+++ Given data
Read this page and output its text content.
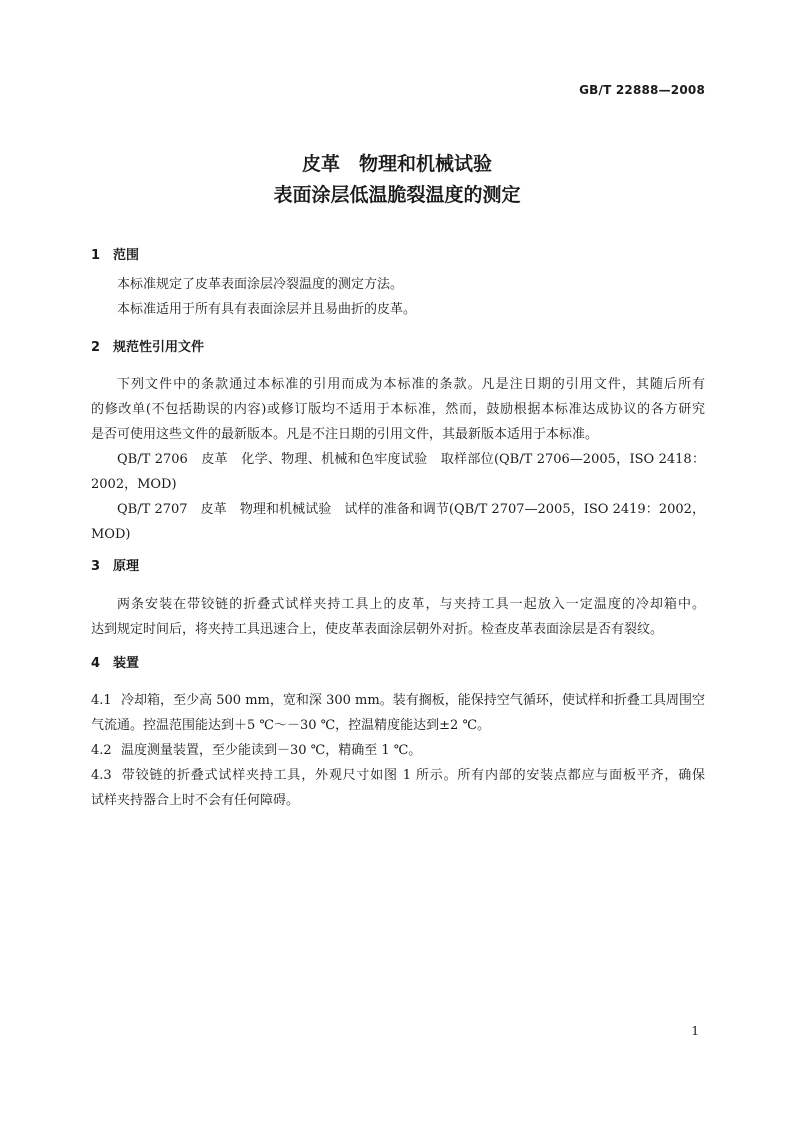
GB/T 22888—2008
皮革　物理和机械试验
表面涂层低温脆裂温度的测定
1 范围
本标准规定了皮革表面涂层冷裂温度的测定方法。
本标准适用于所有具有表面涂层并且易曲折的皮革。
2 规范性引用文件
下列文件中的条款通过本标准的引用而成为本标准的条款。凡是注日期的引用文件，其随后所有
的修改单(不包括勘误的内容)或修订版均不适用于本标准，然而，鼓励根据本标准达成协议的各方研究
是否可使用这些文件的最新版本。凡是不注日期的引用文件，其最新版本适用于本标准。
QB/T 2706　皮革　化学、物理、机械和色牢度试验　取样部位(QB/T 2706—2005，ISO 2418：
2002，MOD)
QB/T 2707　皮革　物理和机械试验　试样的准备和调节(QB/T 2707—2005，ISO 2419：2002，
MOD)
3 原理
两条安装在带铰链的折叠式试样夹持工具上的皮革，与夹持工具一起放入一定温度的冷却箱中。
达到规定时间后，将夹持工具迅速合上，使皮革表面涂层朝外对折。检查皮革表面涂层是否有裂纹。
4 装置
4.1 冷却箱，至少高 500 mm，宽和深 300 mm。装有搁板，能保持空气循环，使试样和折叠工具周围空
气流通。控温范围能达到＋5 ℃～－30 ℃，控温精度能达到±2 ℃。
4.2 温度测量装置，至少能读到－30 ℃，精确至 1 ℃。
4.3 带铰链的折叠式试样夹持工具，外观尺寸如图 1 所示。所有内部的安装点都应与面板平齐，确保
试样夹持器合上时不会有任何障碍。
1
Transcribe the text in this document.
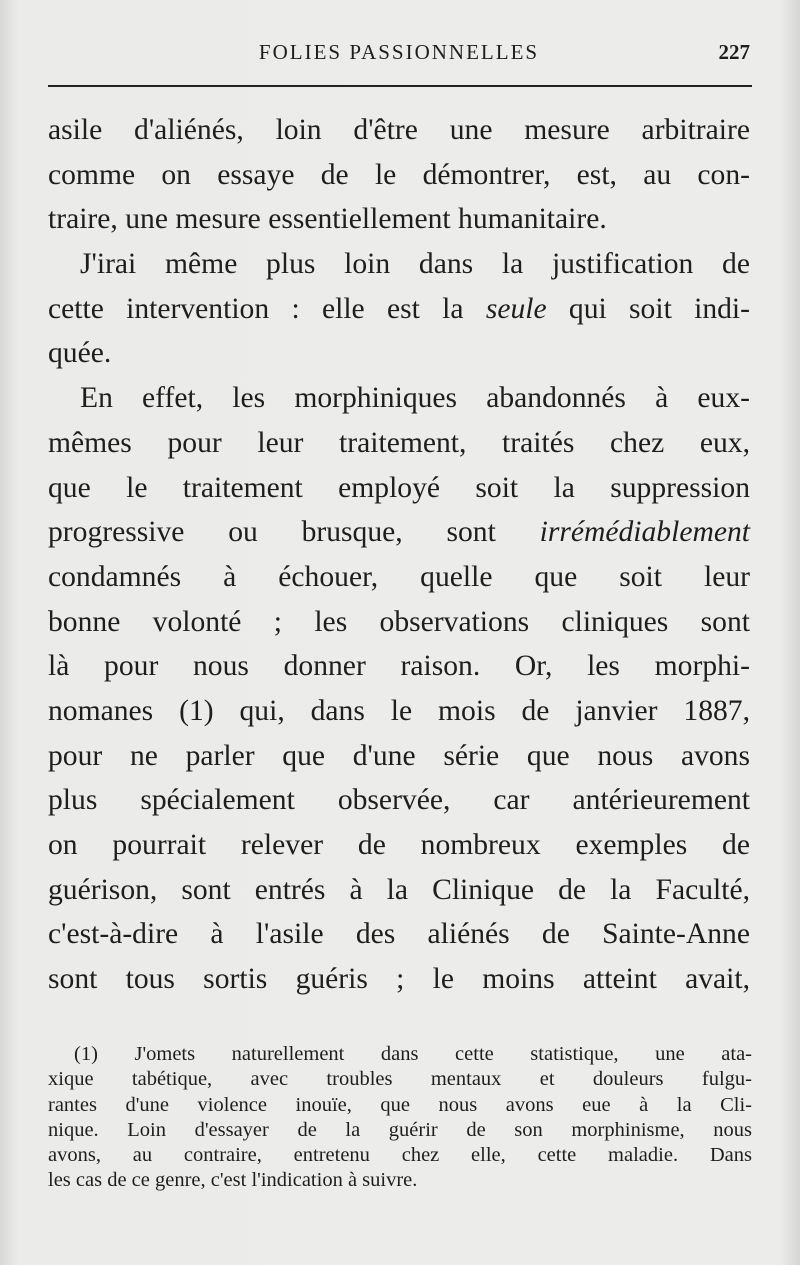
FOLIES PASSIONNELLES	227
asile d'aliénés, loin d'être une mesure arbitraire
comme on essaye de le démontrer, est, au con-
traire, une mesure essentiellement humanitaire.
J'irai même plus loin dans la justification de
cette intervention : elle est la seule qui soit indi-
quée.
En effet, les morphiniques abandonnés à eux-
mêmes pour leur traitement, traités chez eux,
que le traitement employé soit la suppression
progressive ou brusque, sont irrémédiablement
condamnés à échouer, quelle que soit leur
bonne volonté ; les observations cliniques sont
là pour nous donner raison. Or, les morphi-
nomanes (1) qui, dans le mois de janvier 1887,
pour ne parler que d'une série que nous avons
plus spécialement observée, car antérieurement
on pourrait relever de nombreux exemples de
guérison, sont entrés à la Clinique de la Faculté,
c'est-à-dire à l'asile des aliénés de Sainte-Anne
sont tous sortis guéris ; le moins atteint avait,
(1) J'omets naturellement dans cette statistique, une ata-
xique tabétique, avec troubles mentaux et douleurs fulgu-
rantes d'une violence inouïe, que nous avons eue à la Cli-
nique. Loin d'essayer de la guérir de son morphinisme, nous
avons, au contraire, entretenu chez elle, cette maladie. Dans
les cas de ce genre, c'est l'indication à suivre.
++++++
Reproduce all of the data exactly, omitting each picture it holds.

Read this page and output its text content.
GB/T 22888—2008
皮革　物理和机械试验
表面涂层低温脆裂温度的测定
1 范围
本标准规定了皮革表面涂层冷裂温度的测定方法。
本标准适用于所有具有表面涂层并且易曲折的皮革。
2 规范性引用文件
下列文件中的条款通过本标准的引用而成为本标准的条款。凡是注日期的引用文件，其随后所有
的修改单(不包括勘误的内容)或修订版均不适用于本标准，然而，鼓励根据本标准达成协议的各方研究
是否可使用这些文件的最新版本。凡是不注日期的引用文件，其最新版本适用于本标准。
QB/T 2706　皮革　化学、物理、机械和色牢度试验　取样部位(QB/T 2706—2005，ISO 2418：
2002，MOD)
QB/T 2707　皮革　物理和机械试验　试样的准备和调节(QB/T 2707—2005，ISO 2419：2002，
MOD)
3 原理
两条安装在带铰链的折叠式试样夹持工具上的皮革，与夹持工具一起放入一定温度的冷却箱中。
达到规定时间后，将夹持工具迅速合上，使皮革表面涂层朝外对折。检查皮革表面涂层是否有裂纹。
4 装置
4.1 冷却箱，至少高 500 mm，宽和深 300 mm。装有搁板，能保持空气循环，使试样和折叠工具周围空
气流通。控温范围能达到＋5 ℃～－30 ℃，控温精度能达到±2 ℃。
4.2 温度测量装置，至少能读到－30 ℃，精确至 1 ℃。
4.3 带铰链的折叠式试样夹持工具，外观尺寸如图 1 所示。所有内部的安装点都应与面板平齐，确保
试样夹持器合上时不会有任何障碍。
1
Transcribe the text in this document.
FOLIES PASSIONNELLES	227
asile d'aliénés, loin d'être une mesure arbitraire
comme on essaye de le démontrer, est, au con-
traire, une mesure essentiellement humanitaire.
J'irai même plus loin dans la justification de
cette intervention : elle est la seule qui soit indi-
quée.
En effet, les morphiniques abandonnés à eux-
mêmes pour leur traitement, traités chez eux,
que le traitement employé soit la suppression
progressive ou brusque, sont irrémédiablement
condamnés à échouer, quelle que soit leur
bonne volonté ; les observations cliniques sont
là pour nous donner raison. Or, les morphi-
nomanes (1) qui, dans le mois de janvier 1887,
pour ne parler que d'une série que nous avons
plus spécialement observée, car antérieurement
on pourrait relever de nombreux exemples de
guérison, sont entrés à la Clinique de la Faculté,
c'est-à-dire à l'asile des aliénés de Sainte-Anne
sont tous sortis guéris ; le moins atteint avait,
(1) J'omets naturellement dans cette statistique, une ata-
xique tabétique, avec troubles mentaux et douleurs fulgu-
rantes d'une violence inouïe, que nous avons eue à la Cli-
nique. Loin d'essayer de la guérir de son morphinisme, nous
avons, au contraire, entretenu chez elle, cette maladie. Dans
les cas de ce genre, c'est l'indication à suivre.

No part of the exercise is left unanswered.